■ **Extracted material**

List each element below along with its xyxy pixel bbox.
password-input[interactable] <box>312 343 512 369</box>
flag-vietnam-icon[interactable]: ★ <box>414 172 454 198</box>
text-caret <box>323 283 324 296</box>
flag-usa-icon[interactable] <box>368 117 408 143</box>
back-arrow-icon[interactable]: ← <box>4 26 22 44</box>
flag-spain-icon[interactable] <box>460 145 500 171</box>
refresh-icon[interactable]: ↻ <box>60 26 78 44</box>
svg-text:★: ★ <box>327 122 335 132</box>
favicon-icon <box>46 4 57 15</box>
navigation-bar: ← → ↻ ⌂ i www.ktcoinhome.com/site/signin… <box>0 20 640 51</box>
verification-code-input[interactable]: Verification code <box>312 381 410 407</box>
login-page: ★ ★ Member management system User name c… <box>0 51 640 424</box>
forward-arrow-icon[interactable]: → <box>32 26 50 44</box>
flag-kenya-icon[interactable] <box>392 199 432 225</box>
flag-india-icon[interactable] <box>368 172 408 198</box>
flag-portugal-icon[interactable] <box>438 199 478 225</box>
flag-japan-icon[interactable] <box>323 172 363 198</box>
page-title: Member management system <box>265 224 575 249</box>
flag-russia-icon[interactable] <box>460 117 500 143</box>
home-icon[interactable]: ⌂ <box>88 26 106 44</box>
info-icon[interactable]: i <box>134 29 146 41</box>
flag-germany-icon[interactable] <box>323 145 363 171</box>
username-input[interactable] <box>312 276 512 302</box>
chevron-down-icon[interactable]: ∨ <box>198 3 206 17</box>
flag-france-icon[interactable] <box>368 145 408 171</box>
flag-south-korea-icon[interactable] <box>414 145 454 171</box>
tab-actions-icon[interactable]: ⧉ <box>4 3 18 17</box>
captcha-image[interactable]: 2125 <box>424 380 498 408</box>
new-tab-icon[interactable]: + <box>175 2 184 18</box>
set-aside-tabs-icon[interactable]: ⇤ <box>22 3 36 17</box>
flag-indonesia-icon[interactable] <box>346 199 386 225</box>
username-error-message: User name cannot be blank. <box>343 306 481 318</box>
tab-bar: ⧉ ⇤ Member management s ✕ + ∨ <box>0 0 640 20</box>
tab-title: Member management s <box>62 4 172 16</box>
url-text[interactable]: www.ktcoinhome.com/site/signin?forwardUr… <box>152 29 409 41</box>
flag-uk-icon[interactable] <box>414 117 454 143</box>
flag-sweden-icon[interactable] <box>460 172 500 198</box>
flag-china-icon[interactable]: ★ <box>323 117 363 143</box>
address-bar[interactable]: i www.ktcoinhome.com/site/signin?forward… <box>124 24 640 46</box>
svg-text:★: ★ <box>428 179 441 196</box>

■ **Short task**
Please reproduce every line of the data above character for character, leaving nothing out.

■ **Answer**
List each element below along with its xyxy pixel bbox.
password-input[interactable] <box>312 343 512 369</box>
flag-vietnam-icon[interactable]: ★ <box>414 172 454 198</box>
text-caret <box>323 283 324 296</box>
flag-usa-icon[interactable] <box>368 117 408 143</box>
back-arrow-icon[interactable]: ← <box>4 26 22 44</box>
flag-spain-icon[interactable] <box>460 145 500 171</box>
refresh-icon[interactable]: ↻ <box>60 26 78 44</box>
svg-text:★: ★ <box>327 122 335 132</box>
favicon-icon <box>46 4 57 15</box>
navigation-bar: ← → ↻ ⌂ i www.ktcoinhome.com/site/signin… <box>0 20 640 51</box>
verification-code-input[interactable]: Verification code <box>312 381 410 407</box>
login-page: ★ ★ Member management system User name c… <box>0 51 640 424</box>
forward-arrow-icon[interactable]: → <box>32 26 50 44</box>
flag-kenya-icon[interactable] <box>392 199 432 225</box>
flag-india-icon[interactable] <box>368 172 408 198</box>
flag-portugal-icon[interactable] <box>438 199 478 225</box>
flag-japan-icon[interactable] <box>323 172 363 198</box>
page-title: Member management system <box>265 224 575 249</box>
flag-russia-icon[interactable] <box>460 117 500 143</box>
home-icon[interactable]: ⌂ <box>88 26 106 44</box>
info-icon[interactable]: i <box>134 29 146 41</box>
flag-germany-icon[interactable] <box>323 145 363 171</box>
username-input[interactable] <box>312 276 512 302</box>
chevron-down-icon[interactable]: ∨ <box>198 3 206 17</box>
flag-france-icon[interactable] <box>368 145 408 171</box>
flag-south-korea-icon[interactable] <box>414 145 454 171</box>
tab-actions-icon[interactable]: ⧉ <box>4 3 18 17</box>
captcha-image[interactable]: 2125 <box>424 380 498 408</box>
new-tab-icon[interactable]: + <box>175 2 184 18</box>
set-aside-tabs-icon[interactable]: ⇤ <box>22 3 36 17</box>
flag-indonesia-icon[interactable] <box>346 199 386 225</box>
username-error-message: User name cannot be blank. <box>343 306 481 318</box>
tab-bar: ⧉ ⇤ Member management s ✕ + ∨ <box>0 0 640 20</box>
tab-title: Member management s <box>62 4 172 16</box>
url-text[interactable]: www.ktcoinhome.com/site/signin?forwardUr… <box>152 29 409 41</box>
flag-uk-icon[interactable] <box>414 117 454 143</box>
flag-sweden-icon[interactable] <box>460 172 500 198</box>
flag-china-icon[interactable]: ★ <box>323 117 363 143</box>
address-bar[interactable]: i www.ktcoinhome.com/site/signin?forward… <box>124 24 640 46</box>
svg-text:★: ★ <box>428 179 441 196</box>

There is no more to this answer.